Start Supplied material
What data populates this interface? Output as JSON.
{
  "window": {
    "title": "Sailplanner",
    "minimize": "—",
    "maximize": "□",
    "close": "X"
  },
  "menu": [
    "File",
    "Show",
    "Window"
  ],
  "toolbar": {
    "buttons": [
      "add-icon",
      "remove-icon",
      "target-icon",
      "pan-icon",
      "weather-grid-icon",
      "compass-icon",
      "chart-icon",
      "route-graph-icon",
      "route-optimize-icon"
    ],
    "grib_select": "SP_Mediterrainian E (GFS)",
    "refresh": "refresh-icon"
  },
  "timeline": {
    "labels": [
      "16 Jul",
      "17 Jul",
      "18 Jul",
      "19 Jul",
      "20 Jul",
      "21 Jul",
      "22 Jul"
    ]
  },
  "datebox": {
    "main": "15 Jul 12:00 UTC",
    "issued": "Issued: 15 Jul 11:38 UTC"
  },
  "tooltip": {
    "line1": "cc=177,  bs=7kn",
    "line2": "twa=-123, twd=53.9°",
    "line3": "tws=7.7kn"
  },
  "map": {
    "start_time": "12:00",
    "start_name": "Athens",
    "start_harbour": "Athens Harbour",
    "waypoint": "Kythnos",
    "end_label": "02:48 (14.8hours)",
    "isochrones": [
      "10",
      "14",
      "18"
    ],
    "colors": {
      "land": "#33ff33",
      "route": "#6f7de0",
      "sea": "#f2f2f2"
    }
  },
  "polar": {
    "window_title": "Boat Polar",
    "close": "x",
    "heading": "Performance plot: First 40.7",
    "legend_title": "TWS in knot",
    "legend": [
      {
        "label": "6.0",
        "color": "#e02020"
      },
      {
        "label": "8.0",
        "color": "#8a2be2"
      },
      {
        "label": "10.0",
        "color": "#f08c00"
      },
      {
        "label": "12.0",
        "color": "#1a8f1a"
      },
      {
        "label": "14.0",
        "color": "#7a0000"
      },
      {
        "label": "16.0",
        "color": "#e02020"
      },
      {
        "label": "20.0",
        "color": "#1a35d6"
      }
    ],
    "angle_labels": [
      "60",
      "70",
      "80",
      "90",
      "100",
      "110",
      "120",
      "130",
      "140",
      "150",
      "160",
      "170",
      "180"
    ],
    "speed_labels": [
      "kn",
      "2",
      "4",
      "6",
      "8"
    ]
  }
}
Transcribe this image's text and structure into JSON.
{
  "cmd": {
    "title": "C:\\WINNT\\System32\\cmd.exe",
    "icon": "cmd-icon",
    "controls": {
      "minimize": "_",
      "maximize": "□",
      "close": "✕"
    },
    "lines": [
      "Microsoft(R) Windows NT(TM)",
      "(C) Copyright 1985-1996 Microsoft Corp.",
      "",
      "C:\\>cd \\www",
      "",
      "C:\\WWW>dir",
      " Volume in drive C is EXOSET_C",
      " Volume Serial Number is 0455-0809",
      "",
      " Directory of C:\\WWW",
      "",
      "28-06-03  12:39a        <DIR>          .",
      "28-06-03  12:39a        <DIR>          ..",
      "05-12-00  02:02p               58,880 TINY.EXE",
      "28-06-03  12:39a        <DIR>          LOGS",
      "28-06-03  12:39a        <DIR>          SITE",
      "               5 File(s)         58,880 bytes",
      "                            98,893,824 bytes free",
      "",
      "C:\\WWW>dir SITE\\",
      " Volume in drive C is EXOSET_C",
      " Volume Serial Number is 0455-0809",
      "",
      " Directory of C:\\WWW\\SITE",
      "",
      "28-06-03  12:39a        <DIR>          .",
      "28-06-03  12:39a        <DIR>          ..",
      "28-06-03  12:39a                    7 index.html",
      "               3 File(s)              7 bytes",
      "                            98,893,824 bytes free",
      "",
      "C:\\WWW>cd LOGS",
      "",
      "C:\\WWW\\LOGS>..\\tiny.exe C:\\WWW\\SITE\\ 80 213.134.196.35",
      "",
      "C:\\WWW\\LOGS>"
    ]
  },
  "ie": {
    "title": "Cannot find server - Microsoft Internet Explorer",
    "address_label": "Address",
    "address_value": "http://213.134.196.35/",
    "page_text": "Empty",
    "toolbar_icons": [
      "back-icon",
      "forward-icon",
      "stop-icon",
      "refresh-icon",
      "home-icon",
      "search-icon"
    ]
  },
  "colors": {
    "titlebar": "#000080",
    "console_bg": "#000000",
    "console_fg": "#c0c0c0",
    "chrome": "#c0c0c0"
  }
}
End Supplied material
Written exercise.
Using the listing above, please repeat every entry exactly.

In response.
What data populates this interface? Output as JSON.
{
  "window": {
    "title": "Sailplanner",
    "minimize": "—",
    "maximize": "□",
    "close": "X"
  },
  "menu": [
    "File",
    "Show",
    "Window"
  ],
  "toolbar": {
    "buttons": [
      "add-icon",
      "remove-icon",
      "target-icon",
      "pan-icon",
      "weather-grid-icon",
      "compass-icon",
      "chart-icon",
      "route-graph-icon",
      "route-optimize-icon"
    ],
    "grib_select": "SP_Mediterrainian E (GFS)",
    "refresh": "refresh-icon"
  },
  "timeline": {
    "labels": [
      "16 Jul",
      "17 Jul",
      "18 Jul",
      "19 Jul",
      "20 Jul",
      "21 Jul",
      "22 Jul"
    ]
  },
  "datebox": {
    "main": "15 Jul 12:00 UTC",
    "issued": "Issued: 15 Jul 11:38 UTC"
  },
  "tooltip": {
    "line1": "cc=177,  bs=7kn",
    "line2": "twa=-123, twd=53.9°",
    "line3": "tws=7.7kn"
  },
  "map": {
    "start_time": "12:00",
    "start_name": "Athens",
    "start_harbour": "Athens Harbour",
    "waypoint": "Kythnos",
    "end_label": "02:48 (14.8hours)",
    "isochrones": [
      "10",
      "14",
      "18"
    ],
    "colors": {
      "land": "#33ff33",
      "route": "#6f7de0",
      "sea": "#f2f2f2"
    }
  },
  "polar": {
    "window_title": "Boat Polar",
    "close": "x",
    "heading": "Performance plot: First 40.7",
    "legend_title": "TWS in knot",
    "legend": [
      {
        "label": "6.0",
        "color": "#e02020"
      },
      {
        "label": "8.0",
        "color": "#8a2be2"
      },
      {
        "label": "10.0",
        "color": "#f08c00"
      },
      {
        "label": "12.0",
        "color": "#1a8f1a"
      },
      {
        "label": "14.0",
        "color": "#7a0000"
      },
      {
        "label": "16.0",
        "color": "#e02020"
      },
      {
        "label": "20.0",
        "color": "#1a35d6"
      }
    ],
    "angle_labels": [
      "60",
      "70",
      "80",
      "90",
      "100",
      "110",
      "120",
      "130",
      "140",
      "150",
      "160",
      "170",
      "180"
    ],
    "speed_labels": [
      "kn",
      "2",
      "4",
      "6",
      "8"
    ]
  }
}
Transcribe this image's text and structure into JSON.
{
  "cmd": {
    "title": "C:\\WINNT\\System32\\cmd.exe",
    "icon": "cmd-icon",
    "controls": {
      "minimize": "_",
      "maximize": "□",
      "close": "✕"
    },
    "lines": [
      "Microsoft(R) Windows NT(TM)",
      "(C) Copyright 1985-1996 Microsoft Corp.",
      "",
      "C:\\>cd \\www",
      "",
      "C:\\WWW>dir",
      " Volume in drive C is EXOSET_C",
      " Volume Serial Number is 0455-0809",
      "",
      " Directory of C:\\WWW",
      "",
      "28-06-03  12:39a        <DIR>          .",
      "28-06-03  12:39a        <DIR>          ..",
      "05-12-00  02:02p               58,880 TINY.EXE",
      "28-06-03  12:39a        <DIR>          LOGS",
      "28-06-03  12:39a        <DIR>          SITE",
      "               5 File(s)         58,880 bytes",
      "                            98,893,824 bytes free",
      "",
      "C:\\WWW>dir SITE\\",
      " Volume in drive C is EXOSET_C",
      " Volume Serial Number is 0455-0809",
      "",
      " Directory of C:\\WWW\\SITE",
      "",
      "28-06-03  12:39a        <DIR>          .",
      "28-06-03  12:39a        <DIR>          ..",
      "28-06-03  12:39a                    7 index.html",
      "               3 File(s)              7 bytes",
      "                            98,893,824 bytes free",
      "",
      "C:\\WWW>cd LOGS",
      "",
      "C:\\WWW\\LOGS>..\\tiny.exe C:\\WWW\\SITE\\ 80 213.134.196.35",
      "",
      "C:\\WWW\\LOGS>"
    ]
  },
  "ie": {
    "title": "Cannot find server - Microsoft Internet Explorer",
    "address_label": "Address",
    "address_value": "http://213.134.196.35/",
    "page_text": "Empty",
    "toolbar_icons": [
      "back-icon",
      "forward-icon",
      "stop-icon",
      "refresh-icon",
      "home-icon",
      "search-icon"
    ]
  },
  "colors": {
    "titlebar": "#000080",
    "console_bg": "#000000",
    "console_fg": "#c0c0c0",
    "chrome": "#c0c0c0"
  }
}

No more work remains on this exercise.